Goal
State how many lines in these records contain the word "workplace", and nothing else.

(Dataset entries)
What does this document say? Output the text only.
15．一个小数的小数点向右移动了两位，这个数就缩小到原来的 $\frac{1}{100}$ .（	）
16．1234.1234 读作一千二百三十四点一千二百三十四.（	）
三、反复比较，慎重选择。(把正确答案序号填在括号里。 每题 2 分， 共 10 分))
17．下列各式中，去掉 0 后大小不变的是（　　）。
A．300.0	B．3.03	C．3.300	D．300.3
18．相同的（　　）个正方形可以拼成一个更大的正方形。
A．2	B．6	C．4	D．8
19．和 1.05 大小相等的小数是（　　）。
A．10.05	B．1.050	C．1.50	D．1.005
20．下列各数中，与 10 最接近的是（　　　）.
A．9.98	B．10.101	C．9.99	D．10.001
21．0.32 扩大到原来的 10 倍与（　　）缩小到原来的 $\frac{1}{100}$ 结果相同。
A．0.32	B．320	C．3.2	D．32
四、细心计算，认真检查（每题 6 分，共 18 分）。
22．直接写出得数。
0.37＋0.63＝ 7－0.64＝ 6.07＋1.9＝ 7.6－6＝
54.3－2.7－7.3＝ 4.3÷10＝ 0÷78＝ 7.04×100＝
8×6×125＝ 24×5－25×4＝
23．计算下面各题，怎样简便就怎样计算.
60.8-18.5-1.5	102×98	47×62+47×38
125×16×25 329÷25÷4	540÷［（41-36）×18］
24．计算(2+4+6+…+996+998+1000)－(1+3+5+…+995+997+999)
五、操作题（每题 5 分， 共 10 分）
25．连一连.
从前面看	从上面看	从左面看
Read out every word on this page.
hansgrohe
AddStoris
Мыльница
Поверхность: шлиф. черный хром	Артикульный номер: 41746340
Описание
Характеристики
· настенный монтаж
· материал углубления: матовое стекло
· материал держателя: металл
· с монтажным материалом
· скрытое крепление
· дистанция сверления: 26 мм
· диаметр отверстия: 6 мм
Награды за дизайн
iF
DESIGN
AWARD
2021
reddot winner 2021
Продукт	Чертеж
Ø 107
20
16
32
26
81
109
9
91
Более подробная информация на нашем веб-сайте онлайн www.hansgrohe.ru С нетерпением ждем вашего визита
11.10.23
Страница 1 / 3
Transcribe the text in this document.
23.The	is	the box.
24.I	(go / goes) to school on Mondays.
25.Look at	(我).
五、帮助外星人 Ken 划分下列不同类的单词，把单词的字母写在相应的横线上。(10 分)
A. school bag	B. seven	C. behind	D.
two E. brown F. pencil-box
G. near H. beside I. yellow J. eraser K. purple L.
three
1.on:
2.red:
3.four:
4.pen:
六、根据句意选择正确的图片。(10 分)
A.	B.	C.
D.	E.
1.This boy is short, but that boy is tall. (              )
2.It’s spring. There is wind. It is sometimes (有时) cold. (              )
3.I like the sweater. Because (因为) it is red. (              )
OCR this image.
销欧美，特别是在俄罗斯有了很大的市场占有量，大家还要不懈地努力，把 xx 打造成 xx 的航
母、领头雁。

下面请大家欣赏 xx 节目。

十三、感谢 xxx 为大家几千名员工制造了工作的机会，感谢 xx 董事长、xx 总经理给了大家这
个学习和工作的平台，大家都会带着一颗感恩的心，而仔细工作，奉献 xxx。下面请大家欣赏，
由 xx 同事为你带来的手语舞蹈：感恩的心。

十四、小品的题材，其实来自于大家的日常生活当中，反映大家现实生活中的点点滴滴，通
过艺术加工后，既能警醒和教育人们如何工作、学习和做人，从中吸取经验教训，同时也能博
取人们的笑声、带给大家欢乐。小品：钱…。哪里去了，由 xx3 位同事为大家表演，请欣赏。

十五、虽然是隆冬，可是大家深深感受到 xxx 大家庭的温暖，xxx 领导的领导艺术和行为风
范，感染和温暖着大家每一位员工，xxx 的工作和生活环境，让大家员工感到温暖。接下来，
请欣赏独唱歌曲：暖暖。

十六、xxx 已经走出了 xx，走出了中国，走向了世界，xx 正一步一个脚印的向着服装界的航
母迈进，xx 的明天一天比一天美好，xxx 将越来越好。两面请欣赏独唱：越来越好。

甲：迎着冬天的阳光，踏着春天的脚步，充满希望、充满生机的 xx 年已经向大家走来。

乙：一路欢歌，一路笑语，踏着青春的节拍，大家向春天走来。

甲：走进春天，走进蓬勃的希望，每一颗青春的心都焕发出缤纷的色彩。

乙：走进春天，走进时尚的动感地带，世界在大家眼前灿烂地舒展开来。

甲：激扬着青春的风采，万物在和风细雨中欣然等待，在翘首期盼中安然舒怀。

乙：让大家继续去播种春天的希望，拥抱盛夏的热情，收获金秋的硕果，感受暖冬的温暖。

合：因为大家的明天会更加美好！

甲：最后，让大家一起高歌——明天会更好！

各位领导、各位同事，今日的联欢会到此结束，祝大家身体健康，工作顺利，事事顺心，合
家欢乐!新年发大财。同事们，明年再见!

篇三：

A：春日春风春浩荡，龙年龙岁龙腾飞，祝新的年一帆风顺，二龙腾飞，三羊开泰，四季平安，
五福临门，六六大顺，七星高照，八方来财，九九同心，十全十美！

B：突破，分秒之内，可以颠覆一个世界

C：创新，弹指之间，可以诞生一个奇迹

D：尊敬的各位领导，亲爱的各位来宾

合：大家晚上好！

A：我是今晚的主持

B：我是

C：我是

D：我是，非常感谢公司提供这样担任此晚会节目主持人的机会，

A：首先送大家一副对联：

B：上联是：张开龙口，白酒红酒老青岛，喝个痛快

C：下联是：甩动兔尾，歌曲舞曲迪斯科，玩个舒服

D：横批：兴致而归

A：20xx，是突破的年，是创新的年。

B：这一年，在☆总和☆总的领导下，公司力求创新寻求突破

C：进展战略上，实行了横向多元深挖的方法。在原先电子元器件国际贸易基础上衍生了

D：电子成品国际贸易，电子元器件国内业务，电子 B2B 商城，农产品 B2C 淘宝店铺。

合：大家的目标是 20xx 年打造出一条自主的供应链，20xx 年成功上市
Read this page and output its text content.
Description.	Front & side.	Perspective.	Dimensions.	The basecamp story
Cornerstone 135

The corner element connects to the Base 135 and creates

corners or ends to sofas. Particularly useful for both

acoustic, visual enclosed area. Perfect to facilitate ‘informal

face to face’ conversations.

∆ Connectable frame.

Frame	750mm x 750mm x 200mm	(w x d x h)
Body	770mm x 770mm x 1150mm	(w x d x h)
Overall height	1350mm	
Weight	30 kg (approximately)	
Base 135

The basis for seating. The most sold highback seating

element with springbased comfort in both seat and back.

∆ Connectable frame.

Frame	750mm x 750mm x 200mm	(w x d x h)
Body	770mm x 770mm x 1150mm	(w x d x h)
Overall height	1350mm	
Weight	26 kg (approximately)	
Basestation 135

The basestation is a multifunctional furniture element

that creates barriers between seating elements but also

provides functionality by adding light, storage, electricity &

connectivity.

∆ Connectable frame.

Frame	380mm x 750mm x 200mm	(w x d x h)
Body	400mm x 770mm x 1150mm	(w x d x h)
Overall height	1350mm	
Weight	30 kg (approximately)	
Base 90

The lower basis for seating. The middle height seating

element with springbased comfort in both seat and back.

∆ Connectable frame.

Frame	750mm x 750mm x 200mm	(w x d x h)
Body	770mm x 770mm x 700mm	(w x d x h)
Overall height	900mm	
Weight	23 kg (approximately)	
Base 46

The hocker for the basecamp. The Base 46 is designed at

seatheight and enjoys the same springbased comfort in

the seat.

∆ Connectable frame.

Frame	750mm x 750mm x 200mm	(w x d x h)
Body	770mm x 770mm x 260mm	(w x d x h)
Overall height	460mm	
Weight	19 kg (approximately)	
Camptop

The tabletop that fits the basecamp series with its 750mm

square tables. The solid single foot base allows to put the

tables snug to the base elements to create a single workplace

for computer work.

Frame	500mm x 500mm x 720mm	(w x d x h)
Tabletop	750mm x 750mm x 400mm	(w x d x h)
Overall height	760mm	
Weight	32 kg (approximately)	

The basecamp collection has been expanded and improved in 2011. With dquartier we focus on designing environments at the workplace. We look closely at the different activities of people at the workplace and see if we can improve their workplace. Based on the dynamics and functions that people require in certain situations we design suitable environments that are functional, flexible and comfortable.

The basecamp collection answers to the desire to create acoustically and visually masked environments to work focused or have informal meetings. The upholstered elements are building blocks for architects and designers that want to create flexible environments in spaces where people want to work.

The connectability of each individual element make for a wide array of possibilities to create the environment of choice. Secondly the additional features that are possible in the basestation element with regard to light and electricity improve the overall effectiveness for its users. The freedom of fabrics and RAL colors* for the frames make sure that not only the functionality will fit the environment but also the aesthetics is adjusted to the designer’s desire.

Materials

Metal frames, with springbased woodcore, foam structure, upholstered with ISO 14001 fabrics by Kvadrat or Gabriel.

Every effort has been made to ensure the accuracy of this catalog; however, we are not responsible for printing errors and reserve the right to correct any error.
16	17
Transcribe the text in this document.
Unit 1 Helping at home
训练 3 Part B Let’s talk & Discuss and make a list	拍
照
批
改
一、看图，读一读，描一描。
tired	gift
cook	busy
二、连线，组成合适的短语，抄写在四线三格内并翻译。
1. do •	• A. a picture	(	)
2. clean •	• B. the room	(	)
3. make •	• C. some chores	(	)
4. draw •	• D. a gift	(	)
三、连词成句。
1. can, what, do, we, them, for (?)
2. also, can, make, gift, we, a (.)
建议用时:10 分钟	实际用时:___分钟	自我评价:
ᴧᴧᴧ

Written answer
2